PROBLEM STATEMENT:
Set down the material below in full, matching it exactly.

DATA SUPPLIED:

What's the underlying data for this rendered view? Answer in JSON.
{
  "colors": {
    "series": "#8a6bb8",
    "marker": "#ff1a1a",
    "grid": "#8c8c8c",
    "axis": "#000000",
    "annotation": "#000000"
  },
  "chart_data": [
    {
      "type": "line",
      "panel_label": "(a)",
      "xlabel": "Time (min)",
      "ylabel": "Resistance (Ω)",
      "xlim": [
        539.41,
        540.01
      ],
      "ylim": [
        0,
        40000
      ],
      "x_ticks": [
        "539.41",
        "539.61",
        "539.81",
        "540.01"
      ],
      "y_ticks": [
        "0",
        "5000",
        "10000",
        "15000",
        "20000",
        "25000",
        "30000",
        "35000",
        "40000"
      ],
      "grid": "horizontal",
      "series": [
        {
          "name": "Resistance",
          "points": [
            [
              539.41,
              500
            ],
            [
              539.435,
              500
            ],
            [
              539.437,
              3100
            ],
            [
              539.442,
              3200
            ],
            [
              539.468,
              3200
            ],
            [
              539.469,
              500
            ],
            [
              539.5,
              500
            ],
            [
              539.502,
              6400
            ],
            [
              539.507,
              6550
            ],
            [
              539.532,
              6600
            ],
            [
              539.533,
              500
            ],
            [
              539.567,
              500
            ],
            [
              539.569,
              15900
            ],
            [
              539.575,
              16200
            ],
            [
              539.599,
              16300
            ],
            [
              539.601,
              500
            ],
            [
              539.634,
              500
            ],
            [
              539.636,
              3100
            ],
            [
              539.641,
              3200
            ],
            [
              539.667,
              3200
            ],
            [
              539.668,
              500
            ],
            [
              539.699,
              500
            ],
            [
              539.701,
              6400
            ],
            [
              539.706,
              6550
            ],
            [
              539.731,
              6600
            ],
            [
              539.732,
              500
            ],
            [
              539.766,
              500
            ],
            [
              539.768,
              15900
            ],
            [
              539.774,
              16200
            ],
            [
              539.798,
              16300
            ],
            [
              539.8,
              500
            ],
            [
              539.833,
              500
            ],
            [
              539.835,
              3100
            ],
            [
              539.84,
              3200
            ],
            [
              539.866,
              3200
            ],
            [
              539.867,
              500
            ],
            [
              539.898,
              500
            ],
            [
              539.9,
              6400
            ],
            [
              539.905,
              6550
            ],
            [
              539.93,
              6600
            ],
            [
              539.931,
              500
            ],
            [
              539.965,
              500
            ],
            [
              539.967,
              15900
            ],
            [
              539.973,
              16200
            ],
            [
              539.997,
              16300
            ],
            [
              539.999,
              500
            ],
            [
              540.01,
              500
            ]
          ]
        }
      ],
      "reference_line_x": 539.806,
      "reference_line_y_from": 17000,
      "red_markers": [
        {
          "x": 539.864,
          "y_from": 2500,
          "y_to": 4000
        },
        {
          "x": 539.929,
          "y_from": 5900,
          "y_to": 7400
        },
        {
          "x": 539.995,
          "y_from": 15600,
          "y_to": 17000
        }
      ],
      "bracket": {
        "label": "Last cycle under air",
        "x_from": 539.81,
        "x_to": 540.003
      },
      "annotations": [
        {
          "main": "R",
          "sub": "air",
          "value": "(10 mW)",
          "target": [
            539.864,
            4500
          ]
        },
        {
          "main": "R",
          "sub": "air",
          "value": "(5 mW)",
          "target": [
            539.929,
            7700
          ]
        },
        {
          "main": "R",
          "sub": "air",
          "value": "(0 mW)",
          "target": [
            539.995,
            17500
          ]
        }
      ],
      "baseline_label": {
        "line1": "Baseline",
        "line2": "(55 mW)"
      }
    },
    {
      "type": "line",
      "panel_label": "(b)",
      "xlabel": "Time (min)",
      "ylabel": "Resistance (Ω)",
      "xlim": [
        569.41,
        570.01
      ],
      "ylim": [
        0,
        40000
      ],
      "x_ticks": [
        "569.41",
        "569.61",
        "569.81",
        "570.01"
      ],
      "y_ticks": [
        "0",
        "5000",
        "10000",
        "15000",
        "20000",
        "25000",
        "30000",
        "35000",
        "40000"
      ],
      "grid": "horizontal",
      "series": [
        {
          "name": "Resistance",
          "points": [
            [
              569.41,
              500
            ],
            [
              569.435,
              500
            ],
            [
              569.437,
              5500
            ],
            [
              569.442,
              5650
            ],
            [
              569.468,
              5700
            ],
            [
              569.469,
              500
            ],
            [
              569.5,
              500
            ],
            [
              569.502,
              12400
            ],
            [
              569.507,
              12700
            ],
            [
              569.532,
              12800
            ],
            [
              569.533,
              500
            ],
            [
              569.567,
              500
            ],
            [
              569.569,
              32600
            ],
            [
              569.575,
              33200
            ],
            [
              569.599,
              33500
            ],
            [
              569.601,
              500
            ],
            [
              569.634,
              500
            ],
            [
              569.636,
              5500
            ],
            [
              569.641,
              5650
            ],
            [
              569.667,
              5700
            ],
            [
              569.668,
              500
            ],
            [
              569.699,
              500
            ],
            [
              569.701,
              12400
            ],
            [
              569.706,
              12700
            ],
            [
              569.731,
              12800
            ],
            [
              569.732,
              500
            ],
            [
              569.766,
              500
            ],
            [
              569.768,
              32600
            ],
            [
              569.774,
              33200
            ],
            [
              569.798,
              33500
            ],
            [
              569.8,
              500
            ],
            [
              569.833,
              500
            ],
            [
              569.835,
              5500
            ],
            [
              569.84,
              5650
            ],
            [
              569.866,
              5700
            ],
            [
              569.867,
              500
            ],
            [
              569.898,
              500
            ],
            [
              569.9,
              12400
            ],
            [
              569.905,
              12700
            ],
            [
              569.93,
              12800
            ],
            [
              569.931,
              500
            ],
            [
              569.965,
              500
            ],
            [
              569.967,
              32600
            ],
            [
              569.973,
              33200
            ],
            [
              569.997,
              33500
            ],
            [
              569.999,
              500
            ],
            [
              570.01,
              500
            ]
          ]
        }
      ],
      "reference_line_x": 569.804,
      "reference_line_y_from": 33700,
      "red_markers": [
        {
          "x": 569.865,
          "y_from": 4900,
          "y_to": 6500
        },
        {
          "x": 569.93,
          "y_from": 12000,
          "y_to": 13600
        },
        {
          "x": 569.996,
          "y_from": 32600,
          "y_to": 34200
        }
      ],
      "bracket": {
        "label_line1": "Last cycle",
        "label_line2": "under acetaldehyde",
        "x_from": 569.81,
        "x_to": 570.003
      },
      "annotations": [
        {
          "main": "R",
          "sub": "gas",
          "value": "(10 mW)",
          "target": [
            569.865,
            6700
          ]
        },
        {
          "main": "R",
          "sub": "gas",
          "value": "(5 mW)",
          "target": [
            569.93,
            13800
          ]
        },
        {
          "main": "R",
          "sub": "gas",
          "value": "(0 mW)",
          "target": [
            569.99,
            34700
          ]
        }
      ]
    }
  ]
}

SOLUTION FOR THIS EXERCISE:
What's the underlying data for this rendered view? Answer in JSON.
{
  "colors": {
    "series": "#8a6bb8",
    "marker": "#ff1a1a",
    "grid": "#8c8c8c",
    "axis": "#000000",
    "annotation": "#000000"
  },
  "chart_data": [
    {
      "type": "line",
      "panel_label": "(a)",
      "xlabel": "Time (min)",
      "ylabel": "Resistance (Ω)",
      "xlim": [
        539.41,
        540.01
      ],
      "ylim": [
        0,
        40000
      ],
      "x_ticks": [
        "539.41",
        "539.61",
        "539.81",
        "540.01"
      ],
      "y_ticks": [
        "0",
        "5000",
        "10000",
        "15000",
        "20000",
        "25000",
        "30000",
        "35000",
        "40000"
      ],
      "grid": "horizontal",
      "series": [
        {
          "name": "Resistance",
          "points": [
            [
              539.41,
              500
            ],
            [
              539.435,
              500
            ],
            [
              539.437,
              3100
            ],
            [
              539.442,
              3200
            ],
            [
              539.468,
              3200
            ],
            [
              539.469,
              500
            ],
            [
              539.5,
              500
            ],
            [
              539.502,
              6400
            ],
            [
              539.507,
              6550
            ],
            [
              539.532,
              6600
            ],
            [
              539.533,
              500
            ],
            [
              539.567,
              500
            ],
            [
              539.569,
              15900
            ],
            [
              539.575,
              16200
            ],
            [
              539.599,
              16300
            ],
            [
              539.601,
              500
            ],
            [
              539.634,
              500
            ],
            [
              539.636,
              3100
            ],
            [
              539.641,
              3200
            ],
            [
              539.667,
              3200
            ],
            [
              539.668,
              500
            ],
            [
              539.699,
              500
            ],
            [
              539.701,
              6400
            ],
            [
              539.706,
              6550
            ],
            [
              539.731,
              6600
            ],
            [
              539.732,
              500
            ],
            [
              539.766,
              500
            ],
            [
              539.768,
              15900
            ],
            [
              539.774,
              16200
            ],
            [
              539.798,
              16300
            ],
            [
              539.8,
              500
            ],
            [
              539.833,
              500
            ],
            [
              539.835,
              3100
            ],
            [
              539.84,
              3200
            ],
            [
              539.866,
              3200
            ],
            [
              539.867,
              500
            ],
            [
              539.898,
              500
            ],
            [
              539.9,
              6400
            ],
            [
              539.905,
              6550
            ],
            [
              539.93,
              6600
            ],
            [
              539.931,
              500
            ],
            [
              539.965,
              500
            ],
            [
              539.967,
              15900
            ],
            [
              539.973,
              16200
            ],
            [
              539.997,
              16300
            ],
            [
              539.999,
              500
            ],
            [
              540.01,
              500
            ]
          ]
        }
      ],
      "reference_line_x": 539.806,
      "reference_line_y_from": 17000,
      "red_markers": [
        {
          "x": 539.864,
          "y_from": 2500,
          "y_to": 4000
        },
        {
          "x": 539.929,
          "y_from": 5900,
          "y_to": 7400
        },
        {
          "x": 539.995,
          "y_from": 15600,
          "y_to": 17000
        }
      ],
      "bracket": {
        "label": "Last cycle under air",
        "x_from": 539.81,
        "x_to": 540.003
      },
      "annotations": [
        {
          "main": "R",
          "sub": "air",
          "value": "(10 mW)",
          "target": [
            539.864,
            4500
          ]
        },
        {
          "main": "R",
          "sub": "air",
          "value": "(5 mW)",
          "target": [
            539.929,
            7700
          ]
        },
        {
          "main": "R",
          "sub": "air",
          "value": "(0 mW)",
          "target": [
            539.995,
            17500
          ]
        }
      ],
      "baseline_label": {
        "line1": "Baseline",
        "line2": "(55 mW)"
      }
    },
    {
      "type": "line",
      "panel_label": "(b)",
      "xlabel": "Time (min)",
      "ylabel": "Resistance (Ω)",
      "xlim": [
        569.41,
        570.01
      ],
      "ylim": [
        0,
        40000
      ],
      "x_ticks": [
        "569.41",
        "569.61",
        "569.81",
        "570.01"
      ],
      "y_ticks": [
        "0",
        "5000",
        "10000",
        "15000",
        "20000",
        "25000",
        "30000",
        "35000",
        "40000"
      ],
      "grid": "horizontal",
      "series": [
        {
          "name": "Resistance",
          "points": [
            [
              569.41,
              500
            ],
            [
              569.435,
              500
            ],
            [
              569.437,
              5500
            ],
            [
              569.442,
              5650
            ],
            [
              569.468,
              5700
            ],
            [
              569.469,
              500
            ],
            [
              569.5,
              500
            ],
            [
              569.502,
              12400
            ],
            [
              569.507,
              12700
            ],
            [
              569.532,
              12800
            ],
            [
              569.533,
              500
            ],
            [
              569.567,
              500
            ],
            [
              569.569,
              32600
            ],
            [
              569.575,
              33200
            ],
            [
              569.599,
              33500
            ],
            [
              569.601,
              500
            ],
            [
              569.634,
              500
            ],
            [
              569.636,
              5500
            ],
            [
              569.641,
              5650
            ],
            [
              569.667,
              5700
            ],
            [
              569.668,
              500
            ],
            [
              569.699,
              500
            ],
            [
              569.701,
              12400
            ],
            [
              569.706,
              12700
            ],
            [
              569.731,
              12800
            ],
            [
              569.732,
              500
            ],
            [
              569.766,
              500
            ],
            [
              569.768,
              32600
            ],
            [
              569.774,
              33200
            ],
            [
              569.798,
              33500
            ],
            [
              569.8,
              500
            ],
            [
              569.833,
              500
            ],
            [
              569.835,
              5500
            ],
            [
              569.84,
              5650
            ],
            [
              569.866,
              5700
            ],
            [
              569.867,
              500
            ],
            [
              569.898,
              500
            ],
            [
              569.9,
              12400
            ],
            [
              569.905,
              12700
            ],
            [
              569.93,
              12800
            ],
            [
              569.931,
              500
            ],
            [
              569.965,
              500
            ],
            [
              569.967,
              32600
            ],
            [
              569.973,
              33200
            ],
            [
              569.997,
              33500
            ],
            [
              569.999,
              500
            ],
            [
              570.01,
              500
            ]
          ]
        }
      ],
      "reference_line_x": 569.804,
      "reference_line_y_from": 33700,
      "red_markers": [
        {
          "x": 569.865,
          "y_from": 4900,
          "y_to": 6500
        },
        {
          "x": 569.93,
          "y_from": 12000,
          "y_to": 13600
        },
        {
          "x": 569.996,
          "y_from": 32600,
          "y_to": 34200
        }
      ],
      "bracket": {
        "label_line1": "Last cycle",
        "label_line2": "under acetaldehyde",
        "x_from": 569.81,
        "x_to": 570.003
      },
      "annotations": [
        {
          "main": "R",
          "sub": "gas",
          "value": "(10 mW)",
          "target": [
            569.865,
            6700
          ]
        },
        {
          "main": "R",
          "sub": "gas",
          "value": "(5 mW)",
          "target": [
            569.93,
            13800
          ]
        },
        {
          "main": "R",
          "sub": "gas",
          "value": "(0 mW)",
          "target": [
            569.99,
            34700
          ]
        }
      ]
    }
  ]
}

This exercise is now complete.